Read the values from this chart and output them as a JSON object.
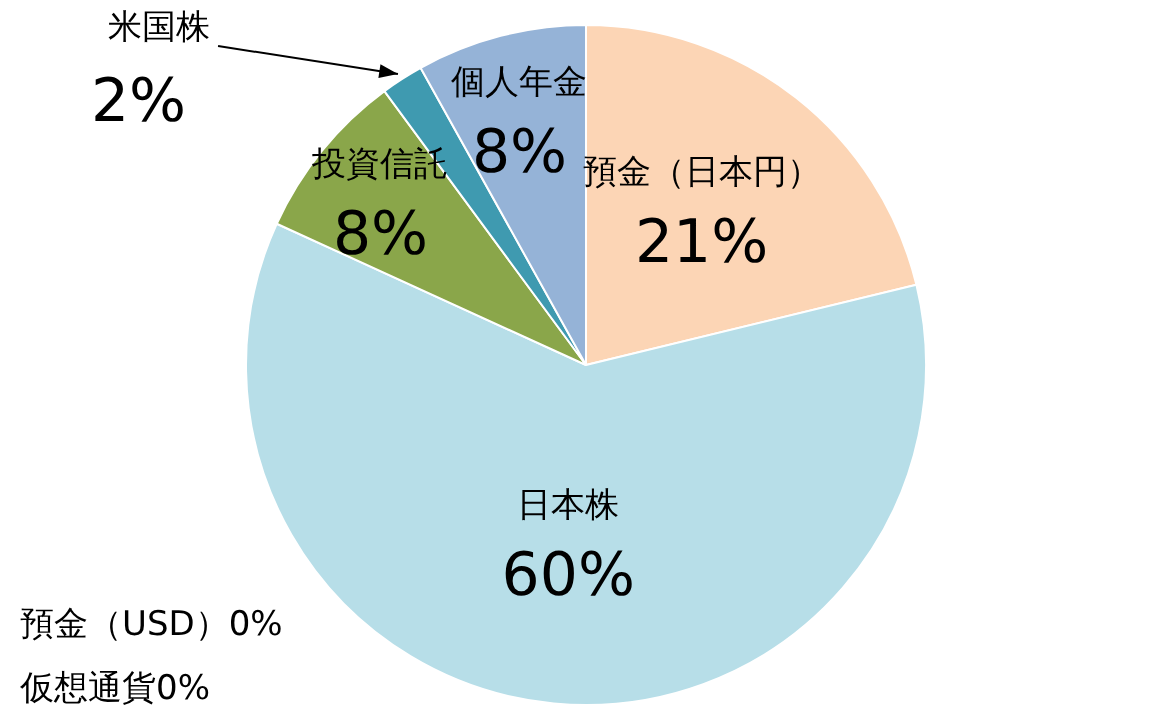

● ● ● ●

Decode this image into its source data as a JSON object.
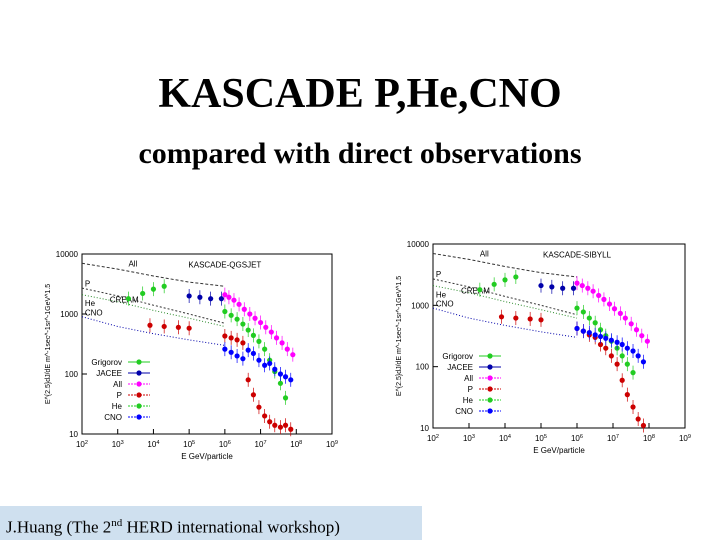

● ● ● ●

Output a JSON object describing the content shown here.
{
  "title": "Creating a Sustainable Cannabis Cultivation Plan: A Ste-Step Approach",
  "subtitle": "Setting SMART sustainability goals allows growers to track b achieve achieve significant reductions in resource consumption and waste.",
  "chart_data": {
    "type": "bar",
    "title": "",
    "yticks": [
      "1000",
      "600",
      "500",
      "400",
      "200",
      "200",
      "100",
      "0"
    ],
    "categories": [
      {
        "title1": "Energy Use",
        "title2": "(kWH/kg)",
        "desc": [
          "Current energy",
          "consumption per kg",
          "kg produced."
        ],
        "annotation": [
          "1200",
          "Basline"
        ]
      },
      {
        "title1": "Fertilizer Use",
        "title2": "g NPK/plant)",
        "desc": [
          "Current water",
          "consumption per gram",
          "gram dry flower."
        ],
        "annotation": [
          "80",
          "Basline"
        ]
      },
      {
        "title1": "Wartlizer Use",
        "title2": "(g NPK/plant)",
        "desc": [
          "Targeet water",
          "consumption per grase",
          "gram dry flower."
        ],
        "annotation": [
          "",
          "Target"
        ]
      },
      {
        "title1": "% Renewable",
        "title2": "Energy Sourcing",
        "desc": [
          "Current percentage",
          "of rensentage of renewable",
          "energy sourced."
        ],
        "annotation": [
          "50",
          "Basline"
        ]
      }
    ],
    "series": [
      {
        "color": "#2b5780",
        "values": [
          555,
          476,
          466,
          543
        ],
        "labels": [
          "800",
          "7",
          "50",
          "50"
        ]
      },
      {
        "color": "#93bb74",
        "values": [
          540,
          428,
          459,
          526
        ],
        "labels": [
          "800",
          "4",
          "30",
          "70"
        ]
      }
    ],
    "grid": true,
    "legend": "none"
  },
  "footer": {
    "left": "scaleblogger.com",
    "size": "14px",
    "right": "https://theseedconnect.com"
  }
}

● ● ● ●

WRITTEN TASK: Select all lines with the word "this" from the entries above.

FINISHED EXERCISE:
Read the values from this chart and output them as a JSON object.
Decode this image into its source data as a JSON object.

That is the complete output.